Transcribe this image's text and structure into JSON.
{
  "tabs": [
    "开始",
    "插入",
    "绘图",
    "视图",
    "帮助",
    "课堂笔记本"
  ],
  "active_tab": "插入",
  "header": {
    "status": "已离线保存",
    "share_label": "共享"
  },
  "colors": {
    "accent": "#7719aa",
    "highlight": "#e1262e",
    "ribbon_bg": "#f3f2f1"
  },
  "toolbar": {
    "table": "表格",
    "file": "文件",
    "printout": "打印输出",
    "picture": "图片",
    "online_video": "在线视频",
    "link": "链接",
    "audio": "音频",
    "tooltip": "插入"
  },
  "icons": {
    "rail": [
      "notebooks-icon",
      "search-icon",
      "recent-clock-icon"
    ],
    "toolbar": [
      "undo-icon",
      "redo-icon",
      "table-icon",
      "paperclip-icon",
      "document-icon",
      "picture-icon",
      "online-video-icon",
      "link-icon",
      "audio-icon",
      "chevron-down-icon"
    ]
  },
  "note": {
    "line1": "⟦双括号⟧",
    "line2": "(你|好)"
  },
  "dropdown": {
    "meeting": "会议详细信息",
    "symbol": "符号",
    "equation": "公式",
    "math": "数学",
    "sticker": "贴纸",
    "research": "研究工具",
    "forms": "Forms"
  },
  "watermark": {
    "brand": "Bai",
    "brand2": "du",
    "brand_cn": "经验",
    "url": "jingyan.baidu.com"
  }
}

===============

PROMPT:
Write every entry out again exactly.

RESULT OF THIS TASK:
Transcribe this image's text and structure into JSON.
{
  "tabs": [
    "开始",
    "插入",
    "绘图",
    "视图",
    "帮助",
    "课堂笔记本"
  ],
  "active_tab": "插入",
  "header": {
    "status": "已离线保存",
    "share_label": "共享"
  },
  "colors": {
    "accent": "#7719aa",
    "highlight": "#e1262e",
    "ribbon_bg": "#f3f2f1"
  },
  "toolbar": {
    "table": "表格",
    "file": "文件",
    "printout": "打印输出",
    "picture": "图片",
    "online_video": "在线视频",
    "link": "链接",
    "audio": "音频",
    "tooltip": "插入"
  },
  "icons": {
    "rail": [
      "notebooks-icon",
      "search-icon",
      "recent-clock-icon"
    ],
    "toolbar": [
      "undo-icon",
      "redo-icon",
      "table-icon",
      "paperclip-icon",
      "document-icon",
      "picture-icon",
      "online-video-icon",
      "link-icon",
      "audio-icon",
      "chevron-down-icon"
    ]
  },
  "note": {
    "line1": "⟦双括号⟧",
    "line2": "(你|好)"
  },
  "dropdown": {
    "meeting": "会议详细信息",
    "symbol": "符号",
    "equation": "公式",
    "math": "数学",
    "sticker": "贴纸",
    "research": "研究工具",
    "forms": "Forms"
  },
  "watermark": {
    "brand": "Bai",
    "brand2": "du",
    "brand_cn": "经验",
    "url": "jingyan.baidu.com"
  }
}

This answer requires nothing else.